● **Stored data entries**:
::::::::
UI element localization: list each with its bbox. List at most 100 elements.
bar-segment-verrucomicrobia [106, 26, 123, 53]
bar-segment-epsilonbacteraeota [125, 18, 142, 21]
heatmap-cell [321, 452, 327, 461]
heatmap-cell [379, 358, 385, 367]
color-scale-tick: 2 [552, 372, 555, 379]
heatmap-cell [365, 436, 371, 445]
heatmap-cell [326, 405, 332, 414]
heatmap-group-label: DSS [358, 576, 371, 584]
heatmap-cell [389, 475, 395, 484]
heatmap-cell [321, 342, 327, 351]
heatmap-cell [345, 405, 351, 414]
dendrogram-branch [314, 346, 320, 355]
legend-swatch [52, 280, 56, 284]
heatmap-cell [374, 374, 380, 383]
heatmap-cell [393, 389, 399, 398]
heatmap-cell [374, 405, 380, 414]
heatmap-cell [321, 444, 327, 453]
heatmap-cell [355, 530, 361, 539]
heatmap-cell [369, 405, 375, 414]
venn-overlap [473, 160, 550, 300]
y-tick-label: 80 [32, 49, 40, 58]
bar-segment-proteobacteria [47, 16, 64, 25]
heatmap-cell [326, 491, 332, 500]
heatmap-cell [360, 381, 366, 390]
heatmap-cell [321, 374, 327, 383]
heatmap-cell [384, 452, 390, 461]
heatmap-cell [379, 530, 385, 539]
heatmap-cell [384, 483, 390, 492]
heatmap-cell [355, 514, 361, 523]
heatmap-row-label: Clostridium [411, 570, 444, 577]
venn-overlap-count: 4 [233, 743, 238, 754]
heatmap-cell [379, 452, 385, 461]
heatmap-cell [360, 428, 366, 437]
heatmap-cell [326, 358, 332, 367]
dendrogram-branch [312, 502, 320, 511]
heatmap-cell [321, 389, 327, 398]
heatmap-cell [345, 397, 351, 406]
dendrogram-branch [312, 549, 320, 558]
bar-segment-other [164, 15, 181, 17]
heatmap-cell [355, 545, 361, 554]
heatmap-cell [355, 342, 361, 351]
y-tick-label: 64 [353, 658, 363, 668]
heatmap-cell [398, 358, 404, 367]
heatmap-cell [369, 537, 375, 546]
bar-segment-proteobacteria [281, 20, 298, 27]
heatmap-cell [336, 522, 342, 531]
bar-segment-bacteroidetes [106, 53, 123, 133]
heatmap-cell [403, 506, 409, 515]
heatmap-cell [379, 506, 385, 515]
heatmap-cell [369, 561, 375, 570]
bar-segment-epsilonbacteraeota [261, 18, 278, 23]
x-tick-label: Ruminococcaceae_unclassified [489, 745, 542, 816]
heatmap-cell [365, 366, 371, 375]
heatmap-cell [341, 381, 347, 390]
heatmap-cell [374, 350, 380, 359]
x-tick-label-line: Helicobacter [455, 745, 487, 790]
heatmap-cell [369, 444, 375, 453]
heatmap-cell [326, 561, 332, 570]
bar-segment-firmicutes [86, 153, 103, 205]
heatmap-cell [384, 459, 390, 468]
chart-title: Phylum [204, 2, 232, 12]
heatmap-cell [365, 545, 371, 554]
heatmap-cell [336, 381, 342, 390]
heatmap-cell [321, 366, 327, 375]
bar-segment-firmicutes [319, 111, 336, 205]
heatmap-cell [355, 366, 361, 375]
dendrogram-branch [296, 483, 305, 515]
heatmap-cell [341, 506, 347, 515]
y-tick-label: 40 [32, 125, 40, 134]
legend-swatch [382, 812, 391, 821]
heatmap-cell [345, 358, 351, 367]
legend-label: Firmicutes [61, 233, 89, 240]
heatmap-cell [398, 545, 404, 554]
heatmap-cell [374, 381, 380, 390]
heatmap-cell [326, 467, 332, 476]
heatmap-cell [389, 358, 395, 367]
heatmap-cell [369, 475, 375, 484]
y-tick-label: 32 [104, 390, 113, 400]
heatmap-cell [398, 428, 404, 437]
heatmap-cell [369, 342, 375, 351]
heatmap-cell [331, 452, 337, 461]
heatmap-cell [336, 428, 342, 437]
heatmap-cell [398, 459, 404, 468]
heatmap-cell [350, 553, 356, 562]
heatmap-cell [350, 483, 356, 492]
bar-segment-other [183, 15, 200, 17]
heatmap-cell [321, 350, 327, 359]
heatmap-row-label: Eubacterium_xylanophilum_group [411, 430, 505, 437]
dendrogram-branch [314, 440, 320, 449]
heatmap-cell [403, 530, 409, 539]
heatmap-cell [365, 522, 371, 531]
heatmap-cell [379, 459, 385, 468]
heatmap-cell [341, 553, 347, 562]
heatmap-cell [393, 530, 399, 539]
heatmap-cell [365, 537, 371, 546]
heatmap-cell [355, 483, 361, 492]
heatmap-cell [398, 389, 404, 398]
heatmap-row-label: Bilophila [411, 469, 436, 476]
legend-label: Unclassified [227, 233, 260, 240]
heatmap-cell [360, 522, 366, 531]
::::::::
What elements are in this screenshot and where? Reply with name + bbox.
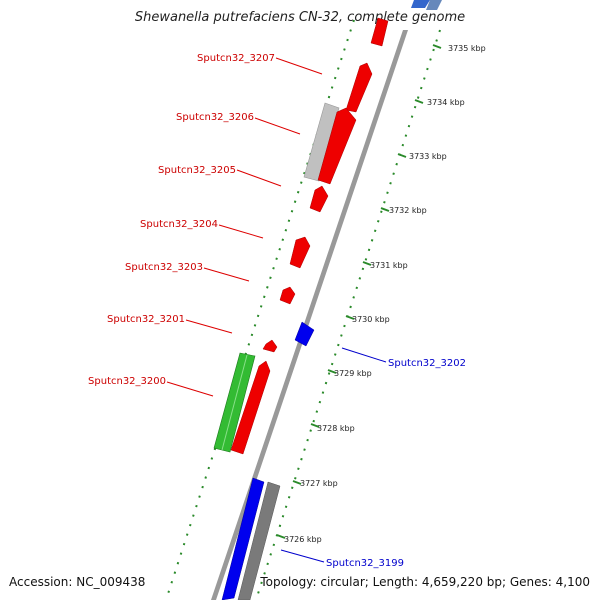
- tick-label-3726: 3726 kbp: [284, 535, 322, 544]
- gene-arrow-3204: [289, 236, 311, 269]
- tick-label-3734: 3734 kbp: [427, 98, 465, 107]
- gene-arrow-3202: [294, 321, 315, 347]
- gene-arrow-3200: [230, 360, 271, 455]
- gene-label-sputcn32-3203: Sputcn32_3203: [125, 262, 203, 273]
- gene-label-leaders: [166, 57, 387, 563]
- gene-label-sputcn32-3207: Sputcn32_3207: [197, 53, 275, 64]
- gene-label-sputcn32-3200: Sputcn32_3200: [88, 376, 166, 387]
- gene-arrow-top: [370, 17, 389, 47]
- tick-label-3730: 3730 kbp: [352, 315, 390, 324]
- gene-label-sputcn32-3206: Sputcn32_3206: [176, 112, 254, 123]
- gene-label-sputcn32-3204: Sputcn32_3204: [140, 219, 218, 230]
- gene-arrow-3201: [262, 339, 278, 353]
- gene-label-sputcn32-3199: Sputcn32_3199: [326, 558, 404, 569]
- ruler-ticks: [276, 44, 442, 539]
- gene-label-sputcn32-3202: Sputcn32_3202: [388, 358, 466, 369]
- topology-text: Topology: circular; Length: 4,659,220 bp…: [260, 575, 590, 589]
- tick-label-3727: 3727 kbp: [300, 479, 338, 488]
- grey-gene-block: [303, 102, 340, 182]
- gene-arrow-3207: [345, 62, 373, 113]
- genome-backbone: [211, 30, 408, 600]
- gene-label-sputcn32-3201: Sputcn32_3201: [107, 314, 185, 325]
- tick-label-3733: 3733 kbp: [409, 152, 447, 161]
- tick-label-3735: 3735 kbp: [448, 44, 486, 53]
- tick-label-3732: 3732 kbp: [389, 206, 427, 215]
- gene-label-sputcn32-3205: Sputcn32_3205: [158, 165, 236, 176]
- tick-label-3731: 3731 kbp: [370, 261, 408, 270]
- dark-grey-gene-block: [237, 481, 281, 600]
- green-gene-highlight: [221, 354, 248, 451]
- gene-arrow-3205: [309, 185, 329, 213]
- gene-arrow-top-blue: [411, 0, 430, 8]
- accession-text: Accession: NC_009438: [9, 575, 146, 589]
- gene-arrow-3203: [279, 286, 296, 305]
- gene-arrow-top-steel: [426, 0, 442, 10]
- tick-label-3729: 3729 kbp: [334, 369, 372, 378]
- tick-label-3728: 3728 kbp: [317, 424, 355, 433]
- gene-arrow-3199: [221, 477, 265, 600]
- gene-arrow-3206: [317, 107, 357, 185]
::::::::
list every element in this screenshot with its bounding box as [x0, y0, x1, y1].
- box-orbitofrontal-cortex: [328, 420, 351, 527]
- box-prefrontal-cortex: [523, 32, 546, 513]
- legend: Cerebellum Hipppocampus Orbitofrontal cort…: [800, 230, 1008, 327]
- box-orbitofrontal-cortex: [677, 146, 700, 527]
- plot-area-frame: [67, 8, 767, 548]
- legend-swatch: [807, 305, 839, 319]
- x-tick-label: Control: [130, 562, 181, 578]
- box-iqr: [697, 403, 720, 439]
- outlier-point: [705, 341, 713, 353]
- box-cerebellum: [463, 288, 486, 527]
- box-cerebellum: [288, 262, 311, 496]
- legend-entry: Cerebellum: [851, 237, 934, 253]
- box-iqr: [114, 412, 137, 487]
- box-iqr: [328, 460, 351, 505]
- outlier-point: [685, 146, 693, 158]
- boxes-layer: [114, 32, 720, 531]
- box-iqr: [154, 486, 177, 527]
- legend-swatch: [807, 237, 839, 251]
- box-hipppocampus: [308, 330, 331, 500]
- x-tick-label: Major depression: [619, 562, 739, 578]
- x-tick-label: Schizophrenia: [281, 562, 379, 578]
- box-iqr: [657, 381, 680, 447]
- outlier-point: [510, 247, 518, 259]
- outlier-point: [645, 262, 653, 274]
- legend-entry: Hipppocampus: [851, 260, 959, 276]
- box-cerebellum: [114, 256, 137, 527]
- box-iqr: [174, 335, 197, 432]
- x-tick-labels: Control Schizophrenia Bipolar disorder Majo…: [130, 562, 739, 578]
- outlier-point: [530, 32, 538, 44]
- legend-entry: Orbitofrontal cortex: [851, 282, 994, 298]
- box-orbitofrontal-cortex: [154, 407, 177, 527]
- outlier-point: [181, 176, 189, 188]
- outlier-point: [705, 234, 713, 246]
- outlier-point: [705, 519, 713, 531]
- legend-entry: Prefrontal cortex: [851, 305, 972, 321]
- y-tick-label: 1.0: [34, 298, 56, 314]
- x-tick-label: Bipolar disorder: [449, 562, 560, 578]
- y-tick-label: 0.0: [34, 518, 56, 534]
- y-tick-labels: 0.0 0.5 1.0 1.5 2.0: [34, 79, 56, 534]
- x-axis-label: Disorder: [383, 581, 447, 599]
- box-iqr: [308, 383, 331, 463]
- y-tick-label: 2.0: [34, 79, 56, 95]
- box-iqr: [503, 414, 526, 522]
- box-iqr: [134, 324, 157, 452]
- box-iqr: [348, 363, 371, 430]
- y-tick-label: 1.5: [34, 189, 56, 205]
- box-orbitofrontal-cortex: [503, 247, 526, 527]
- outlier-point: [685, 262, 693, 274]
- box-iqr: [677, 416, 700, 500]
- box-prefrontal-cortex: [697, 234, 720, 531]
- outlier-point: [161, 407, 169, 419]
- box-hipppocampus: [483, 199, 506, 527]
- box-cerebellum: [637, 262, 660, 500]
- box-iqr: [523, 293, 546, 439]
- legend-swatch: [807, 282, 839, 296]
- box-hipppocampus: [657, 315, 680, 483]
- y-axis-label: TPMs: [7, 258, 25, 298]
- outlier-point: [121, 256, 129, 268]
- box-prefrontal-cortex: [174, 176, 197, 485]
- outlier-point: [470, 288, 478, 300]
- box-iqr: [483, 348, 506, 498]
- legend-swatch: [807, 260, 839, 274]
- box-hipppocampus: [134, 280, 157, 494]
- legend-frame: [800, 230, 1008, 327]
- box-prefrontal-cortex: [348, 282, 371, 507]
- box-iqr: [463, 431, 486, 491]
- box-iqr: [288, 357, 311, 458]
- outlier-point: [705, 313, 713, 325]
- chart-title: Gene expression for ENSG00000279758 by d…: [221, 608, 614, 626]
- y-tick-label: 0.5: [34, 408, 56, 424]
::::::::
● **Problem description**:
Your task is to copy every line of the entries that contains the string "bbox".

● **Exercise result**:
UI element localization: list each with its bbox. List at most 100 elements.
What elements are in this screenshot and where? Reply with name + bbox.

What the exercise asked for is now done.